***** Supplied records *****

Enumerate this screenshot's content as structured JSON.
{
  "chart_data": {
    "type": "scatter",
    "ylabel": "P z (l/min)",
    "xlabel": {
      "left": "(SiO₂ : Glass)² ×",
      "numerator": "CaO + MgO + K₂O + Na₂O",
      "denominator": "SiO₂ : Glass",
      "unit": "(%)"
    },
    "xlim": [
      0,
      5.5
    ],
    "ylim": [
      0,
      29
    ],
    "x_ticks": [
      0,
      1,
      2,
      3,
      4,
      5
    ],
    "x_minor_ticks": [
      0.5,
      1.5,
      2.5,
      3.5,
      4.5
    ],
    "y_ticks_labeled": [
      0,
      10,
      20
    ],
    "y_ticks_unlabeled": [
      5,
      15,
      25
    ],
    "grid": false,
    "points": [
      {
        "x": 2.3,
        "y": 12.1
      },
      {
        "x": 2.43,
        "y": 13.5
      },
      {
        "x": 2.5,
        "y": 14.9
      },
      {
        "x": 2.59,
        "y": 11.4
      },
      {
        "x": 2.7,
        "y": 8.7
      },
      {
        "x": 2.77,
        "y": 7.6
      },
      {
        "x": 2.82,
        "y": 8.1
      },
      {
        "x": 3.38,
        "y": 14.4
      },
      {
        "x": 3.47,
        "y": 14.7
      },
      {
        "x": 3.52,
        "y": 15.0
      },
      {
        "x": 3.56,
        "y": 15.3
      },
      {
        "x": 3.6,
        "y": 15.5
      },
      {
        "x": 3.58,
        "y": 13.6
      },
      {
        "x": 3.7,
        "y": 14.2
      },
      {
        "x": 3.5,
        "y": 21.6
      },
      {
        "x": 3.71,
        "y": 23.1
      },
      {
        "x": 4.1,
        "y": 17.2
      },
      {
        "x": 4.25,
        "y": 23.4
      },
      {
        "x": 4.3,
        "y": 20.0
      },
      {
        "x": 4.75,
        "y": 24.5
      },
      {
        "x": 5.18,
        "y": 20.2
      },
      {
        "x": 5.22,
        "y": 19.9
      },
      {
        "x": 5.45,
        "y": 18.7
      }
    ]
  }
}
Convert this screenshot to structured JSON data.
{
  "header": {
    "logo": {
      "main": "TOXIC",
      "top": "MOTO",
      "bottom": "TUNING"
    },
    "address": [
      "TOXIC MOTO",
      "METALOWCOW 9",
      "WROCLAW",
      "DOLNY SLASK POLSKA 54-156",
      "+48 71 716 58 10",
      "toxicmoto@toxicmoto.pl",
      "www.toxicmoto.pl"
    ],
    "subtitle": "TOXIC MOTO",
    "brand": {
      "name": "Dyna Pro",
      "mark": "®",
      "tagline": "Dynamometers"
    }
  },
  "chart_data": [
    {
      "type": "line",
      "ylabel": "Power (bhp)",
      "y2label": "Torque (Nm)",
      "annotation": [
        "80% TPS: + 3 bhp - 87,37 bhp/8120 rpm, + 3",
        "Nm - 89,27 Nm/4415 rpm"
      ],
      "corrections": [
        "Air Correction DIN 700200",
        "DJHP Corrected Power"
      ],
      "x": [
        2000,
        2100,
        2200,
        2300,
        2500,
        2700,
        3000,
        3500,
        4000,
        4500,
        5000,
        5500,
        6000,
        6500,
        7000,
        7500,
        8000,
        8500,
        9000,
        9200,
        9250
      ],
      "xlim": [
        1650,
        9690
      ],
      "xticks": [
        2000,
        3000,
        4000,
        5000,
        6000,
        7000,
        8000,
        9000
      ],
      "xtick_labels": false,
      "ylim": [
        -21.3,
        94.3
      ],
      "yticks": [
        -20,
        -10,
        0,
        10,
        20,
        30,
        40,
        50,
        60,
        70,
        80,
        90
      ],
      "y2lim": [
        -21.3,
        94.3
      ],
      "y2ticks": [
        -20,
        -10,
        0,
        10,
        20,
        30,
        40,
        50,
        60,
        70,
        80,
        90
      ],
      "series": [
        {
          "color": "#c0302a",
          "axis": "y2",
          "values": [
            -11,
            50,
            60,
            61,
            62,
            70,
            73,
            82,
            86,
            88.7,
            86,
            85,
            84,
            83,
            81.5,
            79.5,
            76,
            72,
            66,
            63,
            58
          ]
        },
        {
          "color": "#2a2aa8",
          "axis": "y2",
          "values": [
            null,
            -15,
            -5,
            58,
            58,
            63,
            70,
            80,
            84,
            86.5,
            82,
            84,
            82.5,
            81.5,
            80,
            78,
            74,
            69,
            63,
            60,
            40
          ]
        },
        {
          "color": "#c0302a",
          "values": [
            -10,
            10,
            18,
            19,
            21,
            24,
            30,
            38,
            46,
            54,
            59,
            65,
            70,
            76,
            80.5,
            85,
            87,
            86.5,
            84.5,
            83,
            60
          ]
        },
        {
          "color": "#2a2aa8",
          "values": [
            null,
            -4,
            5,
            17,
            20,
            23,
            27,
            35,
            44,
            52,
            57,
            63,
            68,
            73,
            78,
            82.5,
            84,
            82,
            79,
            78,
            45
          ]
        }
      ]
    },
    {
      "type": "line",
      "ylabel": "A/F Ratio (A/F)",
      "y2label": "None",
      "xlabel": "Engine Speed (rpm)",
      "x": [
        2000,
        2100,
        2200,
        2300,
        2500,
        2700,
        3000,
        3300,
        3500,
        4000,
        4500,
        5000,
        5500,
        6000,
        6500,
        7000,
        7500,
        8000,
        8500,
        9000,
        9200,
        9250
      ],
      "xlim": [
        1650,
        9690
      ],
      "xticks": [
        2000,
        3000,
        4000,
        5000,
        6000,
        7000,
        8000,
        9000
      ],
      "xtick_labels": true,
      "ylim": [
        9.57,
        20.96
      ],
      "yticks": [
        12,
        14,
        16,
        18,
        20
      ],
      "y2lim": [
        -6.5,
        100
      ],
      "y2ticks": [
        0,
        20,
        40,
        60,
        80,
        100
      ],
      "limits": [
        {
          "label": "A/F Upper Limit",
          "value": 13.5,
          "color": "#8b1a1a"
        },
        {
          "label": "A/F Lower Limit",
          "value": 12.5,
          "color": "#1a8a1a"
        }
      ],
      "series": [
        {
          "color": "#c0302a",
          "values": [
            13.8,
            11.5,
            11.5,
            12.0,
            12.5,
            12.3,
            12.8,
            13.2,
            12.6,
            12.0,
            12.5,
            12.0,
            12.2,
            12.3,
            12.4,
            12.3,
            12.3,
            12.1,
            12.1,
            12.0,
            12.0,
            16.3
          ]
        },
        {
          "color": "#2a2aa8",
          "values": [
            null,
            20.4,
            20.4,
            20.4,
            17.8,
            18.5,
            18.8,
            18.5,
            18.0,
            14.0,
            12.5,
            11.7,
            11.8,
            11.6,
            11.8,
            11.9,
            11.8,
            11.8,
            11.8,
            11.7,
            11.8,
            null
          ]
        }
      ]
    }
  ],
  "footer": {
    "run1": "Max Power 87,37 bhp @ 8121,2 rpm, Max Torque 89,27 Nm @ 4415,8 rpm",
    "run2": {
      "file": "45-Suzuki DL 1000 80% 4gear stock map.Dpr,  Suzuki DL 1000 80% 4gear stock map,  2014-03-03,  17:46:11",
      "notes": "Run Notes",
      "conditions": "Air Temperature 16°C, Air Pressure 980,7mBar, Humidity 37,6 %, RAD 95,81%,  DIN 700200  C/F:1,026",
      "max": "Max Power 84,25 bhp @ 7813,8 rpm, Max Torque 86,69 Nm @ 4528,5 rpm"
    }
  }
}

*****

Written exercise
Emit the full listing verbatim.

Written answer
Enumerate this screenshot's content as structured JSON.
{
  "chart_data": {
    "type": "scatter",
    "ylabel": "P z (l/min)",
    "xlabel": {
      "left": "(SiO₂ : Glass)² ×",
      "numerator": "CaO + MgO + K₂O + Na₂O",
      "denominator": "SiO₂ : Glass",
      "unit": "(%)"
    },
    "xlim": [
      0,
      5.5
    ],
    "ylim": [
      0,
      29
    ],
    "x_ticks": [
      0,
      1,
      2,
      3,
      4,
      5
    ],
    "x_minor_ticks": [
      0.5,
      1.5,
      2.5,
      3.5,
      4.5
    ],
    "y_ticks_labeled": [
      0,
      10,
      20
    ],
    "y_ticks_unlabeled": [
      5,
      15,
      25
    ],
    "grid": false,
    "points": [
      {
        "x": 2.3,
        "y": 12.1
      },
      {
        "x": 2.43,
        "y": 13.5
      },
      {
        "x": 2.5,
        "y": 14.9
      },
      {
        "x": 2.59,
        "y": 11.4
      },
      {
        "x": 2.7,
        "y": 8.7
      },
      {
        "x": 2.77,
        "y": 7.6
      },
      {
        "x": 2.82,
        "y": 8.1
      },
      {
        "x": 3.38,
        "y": 14.4
      },
      {
        "x": 3.47,
        "y": 14.7
      },
      {
        "x": 3.52,
        "y": 15.0
      },
      {
        "x": 3.56,
        "y": 15.3
      },
      {
        "x": 3.6,
        "y": 15.5
      },
      {
        "x": 3.58,
        "y": 13.6
      },
      {
        "x": 3.7,
        "y": 14.2
      },
      {
        "x": 3.5,
        "y": 21.6
      },
      {
        "x": 3.71,
        "y": 23.1
      },
      {
        "x": 4.1,
        "y": 17.2
      },
      {
        "x": 4.25,
        "y": 23.4
      },
      {
        "x": 4.3,
        "y": 20.0
      },
      {
        "x": 4.75,
        "y": 24.5
      },
      {
        "x": 5.18,
        "y": 20.2
      },
      {
        "x": 5.22,
        "y": 19.9
      },
      {
        "x": 5.45,
        "y": 18.7
      }
    ]
  }
}
Convert this screenshot to structured JSON data.
{
  "header": {
    "logo": {
      "main": "TOXIC",
      "top": "MOTO",
      "bottom": "TUNING"
    },
    "address": [
      "TOXIC MOTO",
      "METALOWCOW 9",
      "WROCLAW",
      "DOLNY SLASK POLSKA 54-156",
      "+48 71 716 58 10",
      "toxicmoto@toxicmoto.pl",
      "www.toxicmoto.pl"
    ],
    "subtitle": "TOXIC MOTO",
    "brand": {
      "name": "Dyna Pro",
      "mark": "®",
      "tagline": "Dynamometers"
    }
  },
  "chart_data": [
    {
      "type": "line",
      "ylabel": "Power (bhp)",
      "y2label": "Torque (Nm)",
      "annotation": [
        "80% TPS: + 3 bhp - 87,37 bhp/8120 rpm, + 3",
        "Nm - 89,27 Nm/4415 rpm"
      ],
      "corrections": [
        "Air Correction DIN 700200",
        "DJHP Corrected Power"
      ],
      "x": [
        2000,
        2100,
        2200,
        2300,
        2500,
        2700,
        3000,
        3500,
        4000,
        4500,
        5000,
        5500,
        6000,
        6500,
        7000,
        7500,
        8000,
        8500,
        9000,
        9200,
        9250
      ],
      "xlim": [
        1650,
        9690
      ],
      "xticks": [
        2000,
        3000,
        4000,
        5000,
        6000,
        7000,
        8000,
        9000
      ],
      "xtick_labels": false,
      "ylim": [
        -21.3,
        94.3
      ],
      "yticks": [
        -20,
        -10,
        0,
        10,
        20,
        30,
        40,
        50,
        60,
        70,
        80,
        90
      ],
      "y2lim": [
        -21.3,
        94.3
      ],
      "y2ticks": [
        -20,
        -10,
        0,
        10,
        20,
        30,
        40,
        50,
        60,
        70,
        80,
        90
      ],
      "series": [
        {
          "color": "#c0302a",
          "axis": "y2",
          "values": [
            -11,
            50,
            60,
            61,
            62,
            70,
            73,
            82,
            86,
            88.7,
            86,
            85,
            84,
            83,
            81.5,
            79.5,
            76,
            72,
            66,
            63,
            58
          ]
        },
        {
          "color": "#2a2aa8",
          "axis": "y2",
          "values": [
            null,
            -15,
            -5,
            58,
            58,
            63,
            70,
            80,
            84,
            86.5,
            82,
            84,
            82.5,
            81.5,
            80,
            78,
            74,
            69,
            63,
            60,
            40
          ]
        },
        {
          "color": "#c0302a",
          "values": [
            -10,
            10,
            18,
            19,
            21,
            24,
            30,
            38,
            46,
            54,
            59,
            65,
            70,
            76,
            80.5,
            85,
            87,
            86.5,
            84.5,
            83,
            60
          ]
        },
        {
          "color": "#2a2aa8",
          "values": [
            null,
            -4,
            5,
            17,
            20,
            23,
            27,
            35,
            44,
            52,
            57,
            63,
            68,
            73,
            78,
            82.5,
            84,
            82,
            79,
            78,
            45
          ]
        }
      ]
    },
    {
      "type": "line",
      "ylabel": "A/F Ratio (A/F)",
      "y2label": "None",
      "xlabel": "Engine Speed (rpm)",
      "x": [
        2000,
        2100,
        2200,
        2300,
        2500,
        2700,
        3000,
        3300,
        3500,
        4000,
        4500,
        5000,
        5500,
        6000,
        6500,
        7000,
        7500,
        8000,
        8500,
        9000,
        9200,
        9250
      ],
      "xlim": [
        1650,
        9690
      ],
      "xticks": [
        2000,
        3000,
        4000,
        5000,
        6000,
        7000,
        8000,
        9000
      ],
      "xtick_labels": true,
      "ylim": [
        9.57,
        20.96
      ],
      "yticks": [
        12,
        14,
        16,
        18,
        20
      ],
      "y2lim": [
        -6.5,
        100
      ],
      "y2ticks": [
        0,
        20,
        40,
        60,
        80,
        100
      ],
      "limits": [
        {
          "label": "A/F Upper Limit",
          "value": 13.5,
          "color": "#8b1a1a"
        },
        {
          "label": "A/F Lower Limit",
          "value": 12.5,
          "color": "#1a8a1a"
        }
      ],
      "series": [
        {
          "color": "#c0302a",
          "values": [
            13.8,
            11.5,
            11.5,
            12.0,
            12.5,
            12.3,
            12.8,
            13.2,
            12.6,
            12.0,
            12.5,
            12.0,
            12.2,
            12.3,
            12.4,
            12.3,
            12.3,
            12.1,
            12.1,
            12.0,
            12.0,
            16.3
          ]
        },
        {
          "color": "#2a2aa8",
          "values": [
            null,
            20.4,
            20.4,
            20.4,
            17.8,
            18.5,
            18.8,
            18.5,
            18.0,
            14.0,
            12.5,
            11.7,
            11.8,
            11.6,
            11.8,
            11.9,
            11.8,
            11.8,
            11.8,
            11.7,
            11.8,
            null
          ]
        }
      ]
    }
  ],
  "footer": {
    "run1": "Max Power 87,37 bhp @ 8121,2 rpm, Max Torque 89,27 Nm @ 4415,8 rpm",
    "run2": {
      "file": "45-Suzuki DL 1000 80% 4gear stock map.Dpr,  Suzuki DL 1000 80% 4gear stock map,  2014-03-03,  17:46:11",
      "notes": "Run Notes",
      "conditions": "Air Temperature 16°C, Air Pressure 980,7mBar, Humidity 37,6 %, RAD 95,81%,  DIN 700200  C/F:1,026",
      "max": "Max Power 84,25 bhp @ 7813,8 rpm, Max Torque 86,69 Nm @ 4528,5 rpm"
    }
  }
}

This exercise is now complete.